[Records from a data source]
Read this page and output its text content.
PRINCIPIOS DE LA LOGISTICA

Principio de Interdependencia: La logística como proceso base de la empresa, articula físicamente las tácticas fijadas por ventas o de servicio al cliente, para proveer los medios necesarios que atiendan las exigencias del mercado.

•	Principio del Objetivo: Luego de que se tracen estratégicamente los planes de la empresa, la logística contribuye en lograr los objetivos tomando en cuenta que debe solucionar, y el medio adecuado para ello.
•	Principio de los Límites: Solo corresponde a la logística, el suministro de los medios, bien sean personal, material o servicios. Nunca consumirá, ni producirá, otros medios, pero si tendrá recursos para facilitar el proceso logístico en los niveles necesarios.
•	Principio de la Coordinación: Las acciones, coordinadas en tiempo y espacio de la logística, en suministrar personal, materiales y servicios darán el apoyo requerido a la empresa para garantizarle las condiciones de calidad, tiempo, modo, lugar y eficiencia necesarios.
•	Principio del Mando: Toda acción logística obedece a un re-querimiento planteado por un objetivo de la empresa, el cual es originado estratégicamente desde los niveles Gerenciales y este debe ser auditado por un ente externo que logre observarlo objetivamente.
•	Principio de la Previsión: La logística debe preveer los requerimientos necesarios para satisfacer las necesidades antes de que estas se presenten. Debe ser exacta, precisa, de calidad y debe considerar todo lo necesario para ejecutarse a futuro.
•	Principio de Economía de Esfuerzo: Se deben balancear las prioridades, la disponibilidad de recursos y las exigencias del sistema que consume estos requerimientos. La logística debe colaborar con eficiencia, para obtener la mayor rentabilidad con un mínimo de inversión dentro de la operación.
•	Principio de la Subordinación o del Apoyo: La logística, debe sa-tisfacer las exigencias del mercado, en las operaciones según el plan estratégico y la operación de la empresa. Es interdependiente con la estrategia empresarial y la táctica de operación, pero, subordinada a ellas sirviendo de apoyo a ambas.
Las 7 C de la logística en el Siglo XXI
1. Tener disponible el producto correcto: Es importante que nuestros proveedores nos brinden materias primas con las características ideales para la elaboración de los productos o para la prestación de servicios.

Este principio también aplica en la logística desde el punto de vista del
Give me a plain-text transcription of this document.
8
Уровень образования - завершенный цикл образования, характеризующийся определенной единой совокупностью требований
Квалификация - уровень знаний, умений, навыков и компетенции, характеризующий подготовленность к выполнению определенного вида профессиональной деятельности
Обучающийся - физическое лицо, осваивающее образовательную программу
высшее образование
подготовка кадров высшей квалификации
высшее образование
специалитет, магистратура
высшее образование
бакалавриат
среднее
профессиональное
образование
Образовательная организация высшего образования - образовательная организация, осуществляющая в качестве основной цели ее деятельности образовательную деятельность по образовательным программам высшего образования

◆ CHALLENGE: Repeat each record exactly, leaving nothing out.

◆ ANSWER TO THE TASK:
Read this page and output its text content.
PRINCIPIOS DE LA LOGISTICA

Principio de Interdependencia: La logística como proceso base de la empresa, articula físicamente las tácticas fijadas por ventas o de servicio al cliente, para proveer los medios necesarios que atiendan las exigencias del mercado.

•	Principio del Objetivo: Luego de que se tracen estratégicamente los planes de la empresa, la logística contribuye en lograr los objetivos tomando en cuenta que debe solucionar, y el medio adecuado para ello.
•	Principio de los Límites: Solo corresponde a la logística, el suministro de los medios, bien sean personal, material o servicios. Nunca consumirá, ni producirá, otros medios, pero si tendrá recursos para facilitar el proceso logístico en los niveles necesarios.
•	Principio de la Coordinación: Las acciones, coordinadas en tiempo y espacio de la logística, en suministrar personal, materiales y servicios darán el apoyo requerido a la empresa para garantizarle las condiciones de calidad, tiempo, modo, lugar y eficiencia necesarios.
•	Principio del Mando: Toda acción logística obedece a un re-querimiento planteado por un objetivo de la empresa, el cual es originado estratégicamente desde los niveles Gerenciales y este debe ser auditado por un ente externo que logre observarlo objetivamente.
•	Principio de la Previsión: La logística debe preveer los requerimientos necesarios para satisfacer las necesidades antes de que estas se presenten. Debe ser exacta, precisa, de calidad y debe considerar todo lo necesario para ejecutarse a futuro.
•	Principio de Economía de Esfuerzo: Se deben balancear las prioridades, la disponibilidad de recursos y las exigencias del sistema que consume estos requerimientos. La logística debe colaborar con eficiencia, para obtener la mayor rentabilidad con un mínimo de inversión dentro de la operación.
•	Principio de la Subordinación o del Apoyo: La logística, debe sa-tisfacer las exigencias del mercado, en las operaciones según el plan estratégico y la operación de la empresa. Es interdependiente con la estrategia empresarial y la táctica de operación, pero, subordinada a ellas sirviendo de apoyo a ambas.
Las 7 C de la logística en el Siglo XXI
1. Tener disponible el producto correcto: Es importante que nuestros proveedores nos brinden materias primas con las características ideales para la elaboración de los productos o para la prestación de servicios.

Este principio también aplica en la logística desde el punto de vista del
Give me a plain-text transcription of this document.
8
Уровень образования - завершенный цикл образования, характеризующийся определенной единой совокупностью требований
Квалификация - уровень знаний, умений, навыков и компетенции, характеризующий подготовленность к выполнению определенного вида профессиональной деятельности
Обучающийся - физическое лицо, осваивающее образовательную программу
высшее образование
подготовка кадров высшей квалификации
высшее образование
специалитет, магистратура
высшее образование
бакалавриат
среднее
профессиональное
образование
Образовательная организация высшего образования - образовательная организация, осуществляющая в качестве основной цели ее деятельности образовательную деятельность по образовательным программам высшего образования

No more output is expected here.